• _Direction_: Your task is to transcribe all of the data below exactly, omitting the images.

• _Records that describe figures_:
'''

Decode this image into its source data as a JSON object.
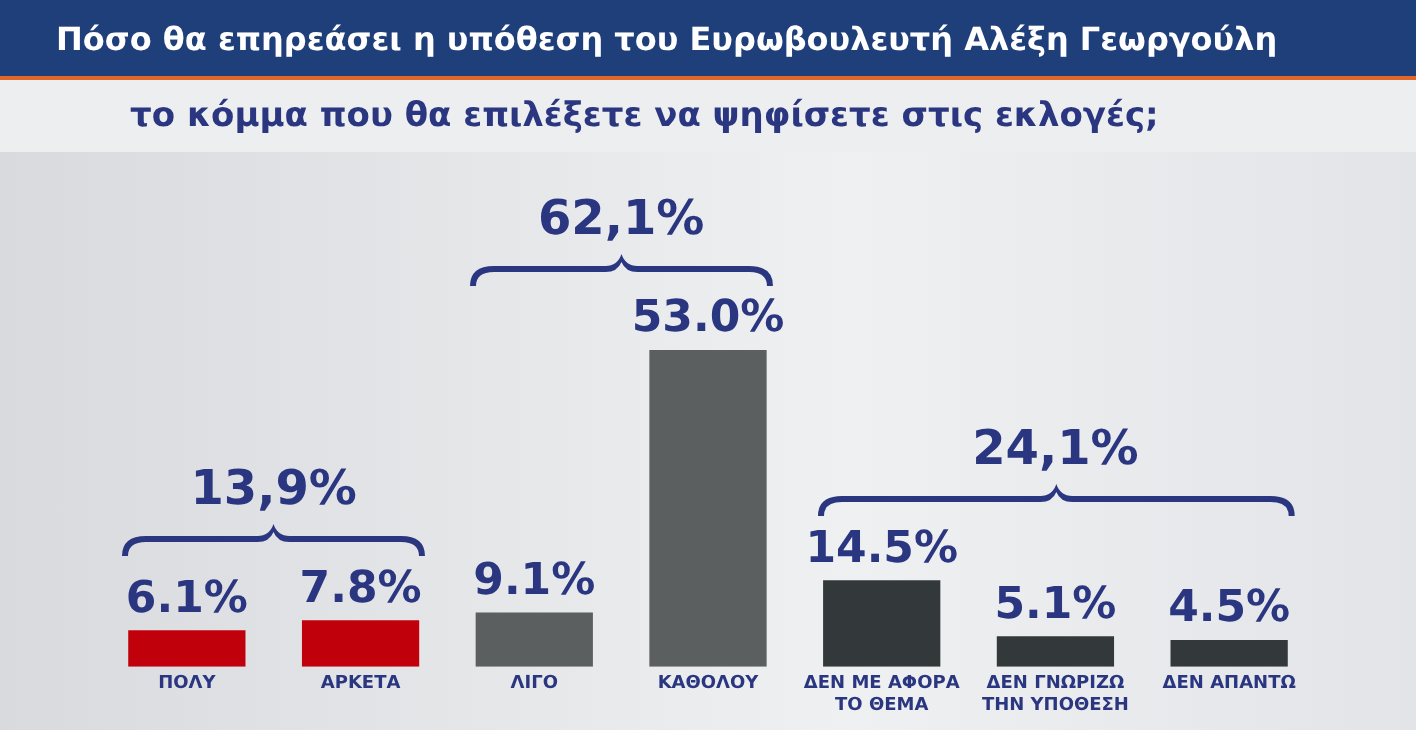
{
  "chart_data": {
    "type": "bar",
    "title": "Πόσο θα επηρεάσει η υπόθεση του Ευρωβουλευτή Αλέξη Γεωργούλη",
    "subtitle": "το κόμμα που θα επιλέξετε να ψηφίσετε στις εκλογές;",
    "categories": [
      "ΠΟΛΥ",
      "ΑΡΚΕΤΑ",
      "ΛΙΓΟ",
      "ΚΑΘΟΛΟΥ",
      "ΔΕΝ ΜΕ ΑΦΟΡΑ ΤΟ ΘΕΜΑ",
      "ΔΕΝ ΓΝΩΡΙΖΩ ΤΗΝ ΥΠΟΘΕΣΗ",
      "ΔΕΝ ΑΠΑΝΤΩ"
    ],
    "values": [
      6.1,
      7.8,
      9.1,
      53.0,
      14.5,
      5.1,
      4.5
    ],
    "value_labels": [
      "6.1%",
      "7.8%",
      "9.1%",
      "53.0%",
      "14.5%",
      "5.1%",
      "4.5%"
    ],
    "colors": [
      "#c0000b",
      "#c0000b",
      "#5b5f5f",
      "#5b5f5f",
      "#33383a",
      "#33383a",
      "#33383a"
    ],
    "annotations": [
      "13,9%",
      "62,1%",
      "24,1%"
    ],
    "grid": false,
    "legend": false
  }
}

'''

• _Solution_:
Decode this image into its source data as a JSON object.
{
  "chart_data": {
    "type": "bar",
    "title": "Πόσο θα επηρεάσει η υπόθεση του Ευρωβουλευτή Αλέξη Γεωργούλη",
    "subtitle": "το κόμμα που θα επιλέξετε να ψηφίσετε στις εκλογές;",
    "categories": [
      "ΠΟΛΥ",
      "ΑΡΚΕΤΑ",
      "ΛΙΓΟ",
      "ΚΑΘΟΛΟΥ",
      "ΔΕΝ ΜΕ ΑΦΟΡΑ ΤΟ ΘΕΜΑ",
      "ΔΕΝ ΓΝΩΡΙΖΩ ΤΗΝ ΥΠΟΘΕΣΗ",
      "ΔΕΝ ΑΠΑΝΤΩ"
    ],
    "values": [
      6.1,
      7.8,
      9.1,
      53.0,
      14.5,
      5.1,
      4.5
    ],
    "value_labels": [
      "6.1%",
      "7.8%",
      "9.1%",
      "53.0%",
      "14.5%",
      "5.1%",
      "4.5%"
    ],
    "colors": [
      "#c0000b",
      "#c0000b",
      "#5b5f5f",
      "#5b5f5f",
      "#33383a",
      "#33383a",
      "#33383a"
    ],
    "annotations": [
      "13,9%",
      "62,1%",
      "24,1%"
    ],
    "grid": false,
    "legend": false
  }
}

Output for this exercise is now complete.